Written instruction:
Copy out each line that mentions the word "minimize".

Data excerpts:
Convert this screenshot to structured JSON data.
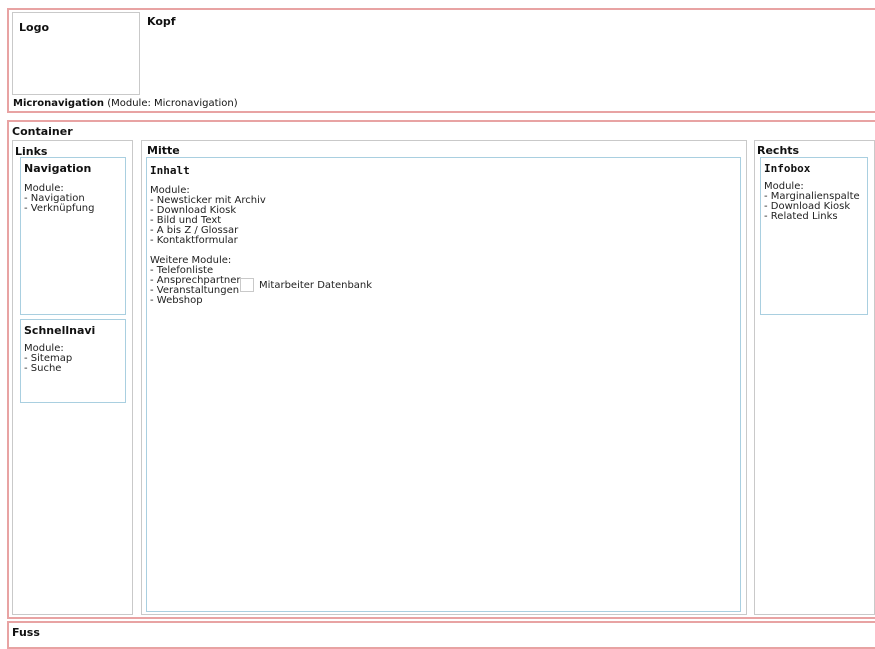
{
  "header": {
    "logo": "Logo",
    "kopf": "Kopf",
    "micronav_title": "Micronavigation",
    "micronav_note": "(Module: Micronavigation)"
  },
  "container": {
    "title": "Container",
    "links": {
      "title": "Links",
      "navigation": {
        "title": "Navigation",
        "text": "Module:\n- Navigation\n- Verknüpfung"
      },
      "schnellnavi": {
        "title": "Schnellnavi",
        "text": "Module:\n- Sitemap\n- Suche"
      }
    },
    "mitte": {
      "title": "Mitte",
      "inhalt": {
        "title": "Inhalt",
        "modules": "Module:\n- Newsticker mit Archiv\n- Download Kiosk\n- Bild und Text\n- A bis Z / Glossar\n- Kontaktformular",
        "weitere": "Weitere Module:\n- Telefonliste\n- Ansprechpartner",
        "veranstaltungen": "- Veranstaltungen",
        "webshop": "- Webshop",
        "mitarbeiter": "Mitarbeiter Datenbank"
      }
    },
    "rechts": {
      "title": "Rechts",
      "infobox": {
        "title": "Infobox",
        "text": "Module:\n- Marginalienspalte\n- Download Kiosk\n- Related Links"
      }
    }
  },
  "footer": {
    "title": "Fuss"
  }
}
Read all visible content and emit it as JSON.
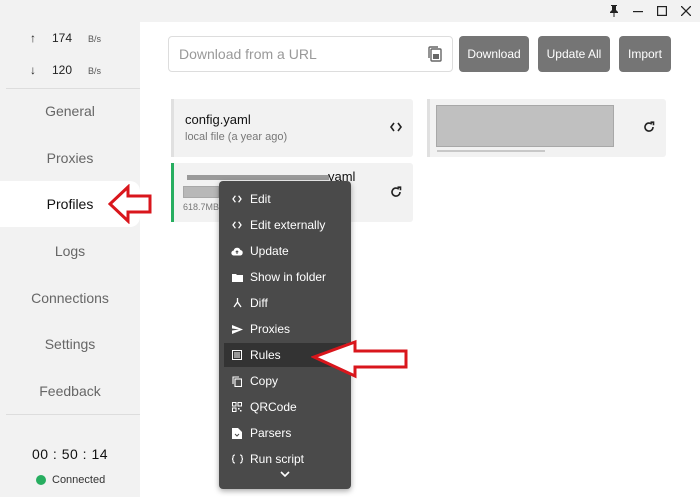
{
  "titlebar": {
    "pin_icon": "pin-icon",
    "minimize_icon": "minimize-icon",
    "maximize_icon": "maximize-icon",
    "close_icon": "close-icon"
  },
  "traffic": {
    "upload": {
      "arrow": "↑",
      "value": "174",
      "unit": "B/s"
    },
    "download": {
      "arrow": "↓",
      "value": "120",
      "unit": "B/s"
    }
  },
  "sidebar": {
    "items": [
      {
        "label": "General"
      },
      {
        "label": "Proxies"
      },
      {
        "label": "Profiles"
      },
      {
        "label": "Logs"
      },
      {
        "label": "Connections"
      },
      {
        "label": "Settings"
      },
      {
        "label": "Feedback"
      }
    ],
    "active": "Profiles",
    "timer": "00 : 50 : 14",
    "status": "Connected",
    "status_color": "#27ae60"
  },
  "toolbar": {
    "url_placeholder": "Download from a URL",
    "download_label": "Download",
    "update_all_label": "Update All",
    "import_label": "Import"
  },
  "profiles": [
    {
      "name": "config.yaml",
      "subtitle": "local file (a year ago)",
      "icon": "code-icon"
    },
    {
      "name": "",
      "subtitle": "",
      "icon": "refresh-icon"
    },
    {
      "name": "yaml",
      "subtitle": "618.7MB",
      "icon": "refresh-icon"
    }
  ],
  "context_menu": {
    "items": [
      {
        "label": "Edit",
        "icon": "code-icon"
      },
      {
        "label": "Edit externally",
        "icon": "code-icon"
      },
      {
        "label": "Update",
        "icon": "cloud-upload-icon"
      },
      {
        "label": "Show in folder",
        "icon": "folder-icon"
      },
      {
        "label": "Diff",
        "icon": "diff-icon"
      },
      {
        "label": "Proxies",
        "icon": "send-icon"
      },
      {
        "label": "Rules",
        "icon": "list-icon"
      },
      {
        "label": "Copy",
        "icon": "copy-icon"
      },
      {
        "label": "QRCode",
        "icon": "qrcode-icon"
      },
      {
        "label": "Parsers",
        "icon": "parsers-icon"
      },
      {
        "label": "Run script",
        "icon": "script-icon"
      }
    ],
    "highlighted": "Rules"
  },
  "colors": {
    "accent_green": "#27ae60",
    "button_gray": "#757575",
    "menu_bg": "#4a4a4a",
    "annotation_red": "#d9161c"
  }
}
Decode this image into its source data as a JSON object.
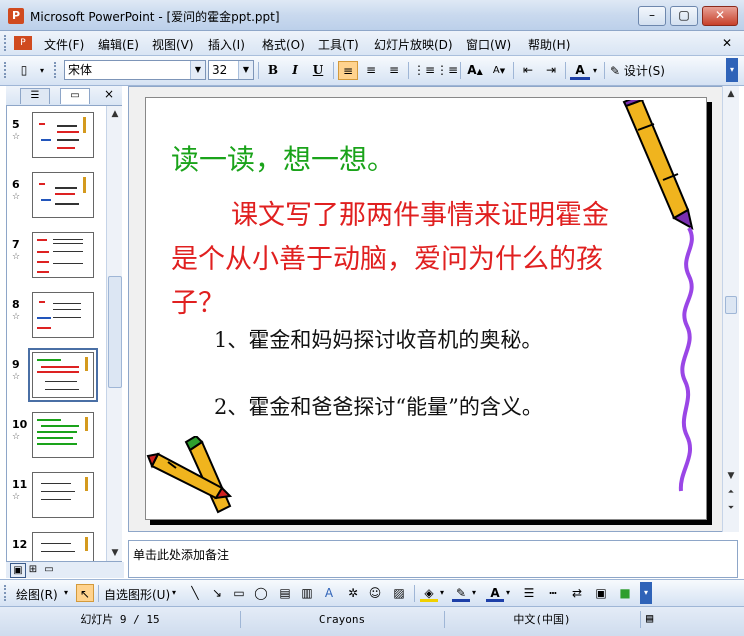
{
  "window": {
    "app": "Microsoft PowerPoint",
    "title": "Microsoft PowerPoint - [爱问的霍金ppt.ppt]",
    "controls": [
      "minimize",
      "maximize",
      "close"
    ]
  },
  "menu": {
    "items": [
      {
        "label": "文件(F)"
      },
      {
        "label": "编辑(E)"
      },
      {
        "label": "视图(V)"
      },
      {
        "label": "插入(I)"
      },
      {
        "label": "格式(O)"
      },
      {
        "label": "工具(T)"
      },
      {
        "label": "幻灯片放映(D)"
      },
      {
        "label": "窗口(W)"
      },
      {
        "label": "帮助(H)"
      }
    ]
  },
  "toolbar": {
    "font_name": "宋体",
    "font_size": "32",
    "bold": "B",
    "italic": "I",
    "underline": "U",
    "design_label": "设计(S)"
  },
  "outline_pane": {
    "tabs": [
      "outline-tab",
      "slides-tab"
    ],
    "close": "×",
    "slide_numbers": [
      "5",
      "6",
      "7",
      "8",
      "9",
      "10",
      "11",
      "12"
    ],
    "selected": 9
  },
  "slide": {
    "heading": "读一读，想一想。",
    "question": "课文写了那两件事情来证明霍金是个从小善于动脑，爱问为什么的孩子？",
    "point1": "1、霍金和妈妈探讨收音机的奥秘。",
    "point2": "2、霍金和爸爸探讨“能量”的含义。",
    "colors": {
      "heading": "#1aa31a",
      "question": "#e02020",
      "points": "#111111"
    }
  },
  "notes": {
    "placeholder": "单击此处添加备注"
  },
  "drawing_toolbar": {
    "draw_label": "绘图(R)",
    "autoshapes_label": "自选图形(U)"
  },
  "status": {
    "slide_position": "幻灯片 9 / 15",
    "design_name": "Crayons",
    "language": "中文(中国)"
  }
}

* * *

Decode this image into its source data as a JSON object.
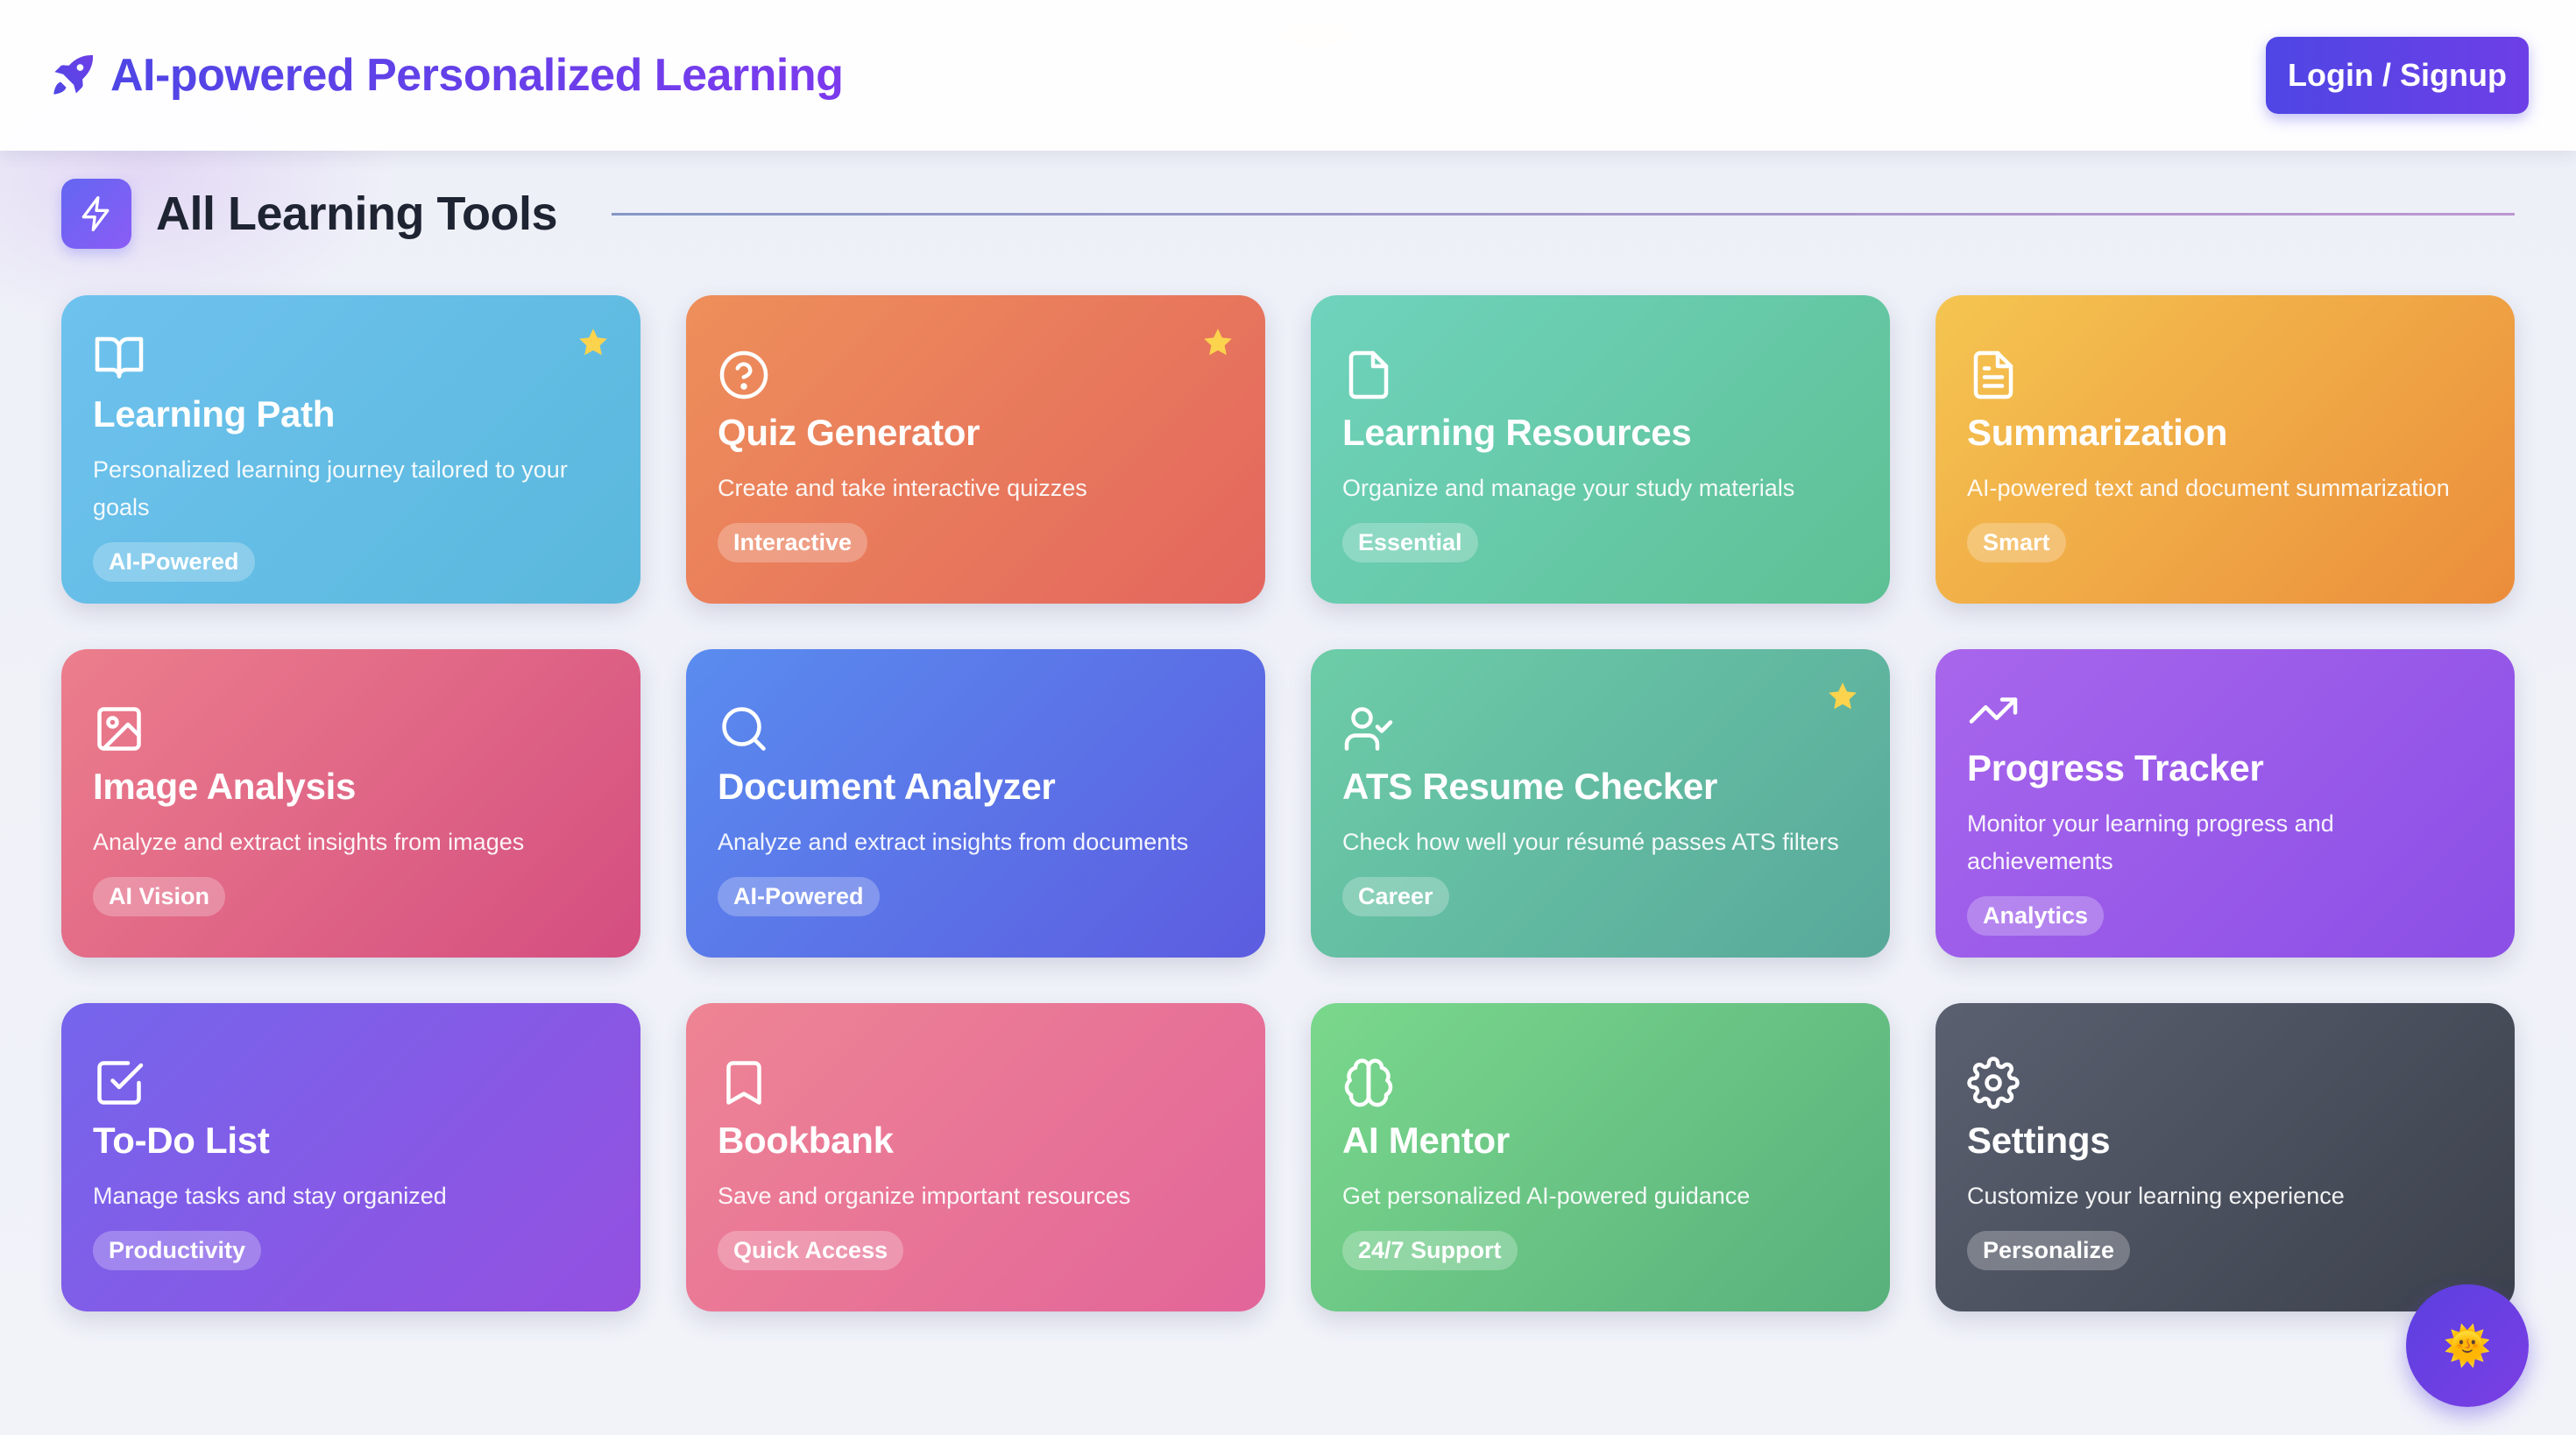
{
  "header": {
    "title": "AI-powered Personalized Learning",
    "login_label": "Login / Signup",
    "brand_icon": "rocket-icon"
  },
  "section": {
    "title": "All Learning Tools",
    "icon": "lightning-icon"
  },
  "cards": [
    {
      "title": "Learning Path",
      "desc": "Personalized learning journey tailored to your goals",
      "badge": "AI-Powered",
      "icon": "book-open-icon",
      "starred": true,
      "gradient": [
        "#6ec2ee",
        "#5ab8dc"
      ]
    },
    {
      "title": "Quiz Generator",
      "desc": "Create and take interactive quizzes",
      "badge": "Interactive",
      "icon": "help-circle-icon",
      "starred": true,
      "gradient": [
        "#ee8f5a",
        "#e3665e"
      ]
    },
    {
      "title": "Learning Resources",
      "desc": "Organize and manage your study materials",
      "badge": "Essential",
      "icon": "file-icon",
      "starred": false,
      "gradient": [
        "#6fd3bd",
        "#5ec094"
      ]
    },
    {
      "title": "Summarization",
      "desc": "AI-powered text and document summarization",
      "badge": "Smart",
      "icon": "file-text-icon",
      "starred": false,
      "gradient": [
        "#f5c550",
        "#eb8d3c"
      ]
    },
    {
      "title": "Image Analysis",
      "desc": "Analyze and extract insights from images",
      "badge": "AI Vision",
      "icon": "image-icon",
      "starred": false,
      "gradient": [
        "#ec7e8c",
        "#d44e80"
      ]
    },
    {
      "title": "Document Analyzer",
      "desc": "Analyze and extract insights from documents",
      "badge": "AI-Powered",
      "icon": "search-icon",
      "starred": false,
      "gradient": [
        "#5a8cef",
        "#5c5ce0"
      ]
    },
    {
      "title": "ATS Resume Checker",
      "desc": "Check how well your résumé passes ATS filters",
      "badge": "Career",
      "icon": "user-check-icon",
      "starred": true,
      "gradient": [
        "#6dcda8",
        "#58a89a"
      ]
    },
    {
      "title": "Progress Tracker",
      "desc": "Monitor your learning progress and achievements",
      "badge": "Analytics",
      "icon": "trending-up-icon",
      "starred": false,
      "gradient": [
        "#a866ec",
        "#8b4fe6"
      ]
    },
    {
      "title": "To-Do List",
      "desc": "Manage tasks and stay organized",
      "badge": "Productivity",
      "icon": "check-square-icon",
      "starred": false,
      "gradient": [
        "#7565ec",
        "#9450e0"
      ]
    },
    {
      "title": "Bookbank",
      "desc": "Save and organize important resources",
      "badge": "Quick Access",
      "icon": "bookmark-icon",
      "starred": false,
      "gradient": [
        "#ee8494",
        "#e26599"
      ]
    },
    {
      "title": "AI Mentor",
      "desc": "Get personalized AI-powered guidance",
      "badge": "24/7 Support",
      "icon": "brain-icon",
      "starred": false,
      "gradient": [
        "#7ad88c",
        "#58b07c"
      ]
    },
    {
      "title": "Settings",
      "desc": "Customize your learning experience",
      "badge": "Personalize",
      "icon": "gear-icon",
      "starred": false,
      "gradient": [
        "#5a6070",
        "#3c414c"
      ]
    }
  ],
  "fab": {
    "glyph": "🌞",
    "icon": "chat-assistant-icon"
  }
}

Completed task:
    "minimize_icon": "minimize-icon",
      "minimize",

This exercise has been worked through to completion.